> Material for the task:
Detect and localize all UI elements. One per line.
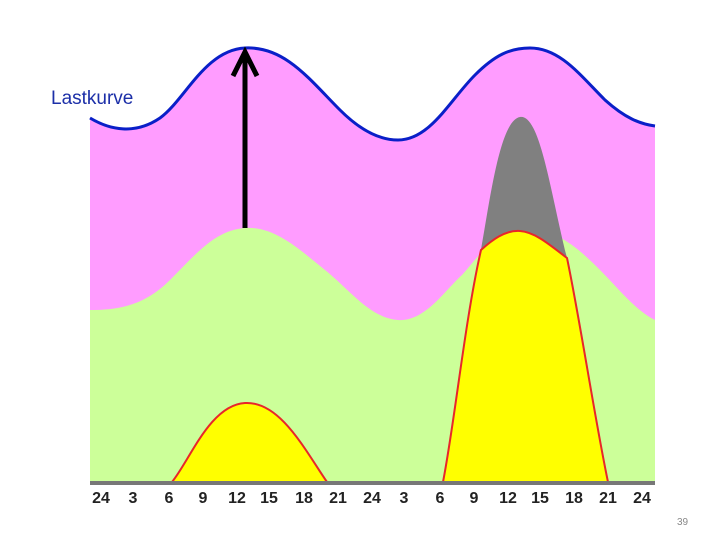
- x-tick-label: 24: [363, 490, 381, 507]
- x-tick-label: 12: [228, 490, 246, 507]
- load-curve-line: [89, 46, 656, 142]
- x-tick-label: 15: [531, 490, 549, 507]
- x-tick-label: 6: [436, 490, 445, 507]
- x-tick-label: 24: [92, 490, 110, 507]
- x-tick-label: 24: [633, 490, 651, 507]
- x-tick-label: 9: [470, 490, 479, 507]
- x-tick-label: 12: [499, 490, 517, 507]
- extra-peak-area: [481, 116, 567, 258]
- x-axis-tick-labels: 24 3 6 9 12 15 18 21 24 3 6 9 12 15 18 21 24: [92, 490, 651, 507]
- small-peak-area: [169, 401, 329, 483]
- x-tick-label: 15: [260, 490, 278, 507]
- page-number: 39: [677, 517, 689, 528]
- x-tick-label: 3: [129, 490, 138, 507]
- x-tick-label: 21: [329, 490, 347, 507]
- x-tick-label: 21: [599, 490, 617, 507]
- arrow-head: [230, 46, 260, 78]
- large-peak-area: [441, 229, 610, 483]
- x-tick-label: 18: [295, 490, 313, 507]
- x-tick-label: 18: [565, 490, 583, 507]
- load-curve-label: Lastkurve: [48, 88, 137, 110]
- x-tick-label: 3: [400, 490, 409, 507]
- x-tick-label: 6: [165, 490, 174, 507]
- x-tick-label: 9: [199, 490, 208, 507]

> Goal:
Please copy the items word for word, from the line that contains "- x-tick-label: 24: [363, 490, 381, 507]" through the line that contains "- x-tick-label: 24: [92, 490, 110, 507]".

> Correct response:
- x-tick-label: 24: [363, 490, 381, 507]
- x-tick-label: 12: [228, 490, 246, 507]
- load-curve-line: [89, 46, 656, 142]
- x-tick-label: 15: [531, 490, 549, 507]
- x-tick-label: 6: [436, 490, 445, 507]
- x-tick-label: 24: [92, 490, 110, 507]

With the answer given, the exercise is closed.